Start of INPUT FOR THIS TASK

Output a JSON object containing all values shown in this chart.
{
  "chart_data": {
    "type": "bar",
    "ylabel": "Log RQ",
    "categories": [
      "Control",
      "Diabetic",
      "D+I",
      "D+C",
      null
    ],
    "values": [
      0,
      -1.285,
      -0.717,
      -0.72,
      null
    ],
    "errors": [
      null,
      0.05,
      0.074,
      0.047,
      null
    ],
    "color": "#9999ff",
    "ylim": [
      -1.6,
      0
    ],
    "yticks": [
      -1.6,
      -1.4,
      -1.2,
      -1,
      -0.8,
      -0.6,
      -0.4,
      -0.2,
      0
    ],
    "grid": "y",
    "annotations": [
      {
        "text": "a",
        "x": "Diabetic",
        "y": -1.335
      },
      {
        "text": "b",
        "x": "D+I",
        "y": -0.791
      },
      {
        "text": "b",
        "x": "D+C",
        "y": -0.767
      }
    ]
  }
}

End of INPUT FOR THIS TASK

▶ **EXERCISE INSTRUCTIONS**:
Output each record precisely as given.

▶ **OUTPUT OF THE EXERCISE**:
Output a JSON object containing all values shown in this chart.
{
  "chart_data": {
    "type": "bar",
    "ylabel": "Log RQ",
    "categories": [
      "Control",
      "Diabetic",
      "D+I",
      "D+C",
      null
    ],
    "values": [
      0,
      -1.285,
      -0.717,
      -0.72,
      null
    ],
    "errors": [
      null,
      0.05,
      0.074,
      0.047,
      null
    ],
    "color": "#9999ff",
    "ylim": [
      -1.6,
      0
    ],
    "yticks": [
      -1.6,
      -1.4,
      -1.2,
      -1,
      -0.8,
      -0.6,
      -0.4,
      -0.2,
      0
    ],
    "grid": "y",
    "annotations": [
      {
        "text": "a",
        "x": "Diabetic",
        "y": -1.335
      },
      {
        "text": "b",
        "x": "D+I",
        "y": -0.791
      },
      {
        "text": "b",
        "x": "D+C",
        "y": -0.767
      }
    ]
  }
}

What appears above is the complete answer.